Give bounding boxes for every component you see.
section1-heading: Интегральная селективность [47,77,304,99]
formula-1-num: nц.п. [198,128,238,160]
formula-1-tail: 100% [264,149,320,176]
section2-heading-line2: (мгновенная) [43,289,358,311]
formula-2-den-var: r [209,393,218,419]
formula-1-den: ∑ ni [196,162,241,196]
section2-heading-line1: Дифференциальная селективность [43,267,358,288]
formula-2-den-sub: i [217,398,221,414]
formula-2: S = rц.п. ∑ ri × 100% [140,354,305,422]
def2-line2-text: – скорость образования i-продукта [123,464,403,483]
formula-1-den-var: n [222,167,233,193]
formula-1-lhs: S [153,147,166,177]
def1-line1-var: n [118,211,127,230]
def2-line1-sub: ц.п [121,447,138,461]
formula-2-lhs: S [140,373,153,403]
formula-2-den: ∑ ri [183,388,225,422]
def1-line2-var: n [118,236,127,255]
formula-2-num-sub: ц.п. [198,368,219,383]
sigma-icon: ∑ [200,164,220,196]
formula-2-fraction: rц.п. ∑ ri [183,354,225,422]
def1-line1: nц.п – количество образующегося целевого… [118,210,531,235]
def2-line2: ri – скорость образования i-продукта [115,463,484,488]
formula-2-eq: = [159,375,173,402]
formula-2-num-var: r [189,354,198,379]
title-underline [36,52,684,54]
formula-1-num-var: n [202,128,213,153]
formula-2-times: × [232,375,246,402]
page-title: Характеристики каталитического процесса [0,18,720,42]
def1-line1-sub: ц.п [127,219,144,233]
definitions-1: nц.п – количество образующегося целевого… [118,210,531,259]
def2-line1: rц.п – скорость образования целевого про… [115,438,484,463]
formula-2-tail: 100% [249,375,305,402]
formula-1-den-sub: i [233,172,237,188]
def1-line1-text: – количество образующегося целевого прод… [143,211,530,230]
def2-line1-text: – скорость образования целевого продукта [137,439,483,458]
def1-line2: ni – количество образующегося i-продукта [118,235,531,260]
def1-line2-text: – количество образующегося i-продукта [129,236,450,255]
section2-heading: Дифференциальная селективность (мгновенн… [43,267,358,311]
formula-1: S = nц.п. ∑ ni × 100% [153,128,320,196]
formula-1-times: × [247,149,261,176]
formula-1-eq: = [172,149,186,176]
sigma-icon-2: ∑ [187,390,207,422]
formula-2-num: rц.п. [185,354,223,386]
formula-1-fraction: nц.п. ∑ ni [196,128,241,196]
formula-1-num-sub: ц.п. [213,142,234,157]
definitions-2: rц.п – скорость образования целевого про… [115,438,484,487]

STATED PROBLEM: How many lines in the entries above contain the word "селективность"? Case matters. Reply with the number alone.

OUTPUT FOR THIS EXERCISE: 3